= DOCUMENT PASSAGE =
·····
POINT BREAK

Kathryn Bigelow’s 1991 “Point Break” was one of the great guilty pleasures of its day—a goofy crime-and-surfing saga that sent Keanu Reeves undercover as a neophyte FBI agent named Johnny Utah, who infiltrated a gang of bank robbers disguised with masks of presidents during their heists. The crooks were a bunch of anti-establishment beach daredevils headed by a Dave the Dude sort named Bodhi (Patrick Swayze), who took Johnny into the fold but didn’t hesitate to frame him when it suited his purpose.
·····
Items listed in a dataset:
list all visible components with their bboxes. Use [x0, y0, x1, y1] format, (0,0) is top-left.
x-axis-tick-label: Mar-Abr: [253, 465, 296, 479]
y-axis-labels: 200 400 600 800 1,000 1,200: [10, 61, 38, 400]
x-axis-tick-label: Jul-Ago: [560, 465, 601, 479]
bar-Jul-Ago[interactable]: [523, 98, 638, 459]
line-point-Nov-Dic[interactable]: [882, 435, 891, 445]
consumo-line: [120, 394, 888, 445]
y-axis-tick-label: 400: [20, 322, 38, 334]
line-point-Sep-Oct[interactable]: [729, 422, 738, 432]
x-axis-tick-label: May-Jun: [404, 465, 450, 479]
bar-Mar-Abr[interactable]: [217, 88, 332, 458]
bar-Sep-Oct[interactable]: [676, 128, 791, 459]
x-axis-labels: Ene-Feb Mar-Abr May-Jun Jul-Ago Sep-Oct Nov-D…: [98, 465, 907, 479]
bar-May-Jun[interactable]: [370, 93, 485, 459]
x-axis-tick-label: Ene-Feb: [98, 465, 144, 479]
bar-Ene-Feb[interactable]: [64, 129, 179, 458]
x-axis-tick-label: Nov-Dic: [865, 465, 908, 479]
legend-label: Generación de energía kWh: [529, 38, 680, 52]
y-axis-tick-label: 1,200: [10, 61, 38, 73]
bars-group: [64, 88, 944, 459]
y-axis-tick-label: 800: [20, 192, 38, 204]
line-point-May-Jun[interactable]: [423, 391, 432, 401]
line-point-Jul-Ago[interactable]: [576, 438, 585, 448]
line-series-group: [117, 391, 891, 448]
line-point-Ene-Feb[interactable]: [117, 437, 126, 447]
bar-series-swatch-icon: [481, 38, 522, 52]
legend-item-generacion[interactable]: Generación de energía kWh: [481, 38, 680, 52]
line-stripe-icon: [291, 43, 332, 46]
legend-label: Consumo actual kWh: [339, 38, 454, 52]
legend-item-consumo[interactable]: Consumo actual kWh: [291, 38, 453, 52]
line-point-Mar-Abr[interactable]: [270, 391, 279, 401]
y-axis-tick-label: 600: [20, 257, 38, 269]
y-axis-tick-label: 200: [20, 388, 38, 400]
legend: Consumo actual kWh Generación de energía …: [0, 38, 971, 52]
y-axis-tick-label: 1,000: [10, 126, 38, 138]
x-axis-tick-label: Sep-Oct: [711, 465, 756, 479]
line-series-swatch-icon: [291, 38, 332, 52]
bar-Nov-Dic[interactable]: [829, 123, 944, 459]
·····
= WORK INSTRUCTIONS =
[1] Summarize the Point Break passage in two sentences.
[2] Print the stretch of the Point Break passage from "Kathryn Bigelow’s 1991" through "suited his purpose.", word for word.

= SOLUTIONS TO EACH TASK =
[1] Kathryn Bigelow's 1991 "Point Break" was one of the great guilty pleasures of its day: a goofy crime-and-surfing saga in which Keanu Reeves plays Johnny Utah, a neophyte FBI agent who goes undercover to infiltrate a gang of bank robbers who wear presidents' masks during their heists. The robbers were anti-establishment beach daredevils led by Bodhi (Patrick Swayze), who took Johnny into the fold but didn't hesitate to frame him when it suited his purpose.

[2]
Kathryn Bigelow’s 1991 “Point Break” was one of the great guilty pleasures of its day—a goofy crime-and-surfing saga that sent Keanu Reeves undercover as a neophyte FBI agent named Johnny Utah, who infiltrated a gang of bank robbers disguised with masks of presidents during their heists. The crooks were a bunch of anti-establishment beach daredevils headed by a Dave the Dude sort named Bodhi (Patrick Swayze), who took Johnny into the fold but didn’t hesitate to frame him when it suited his purpose.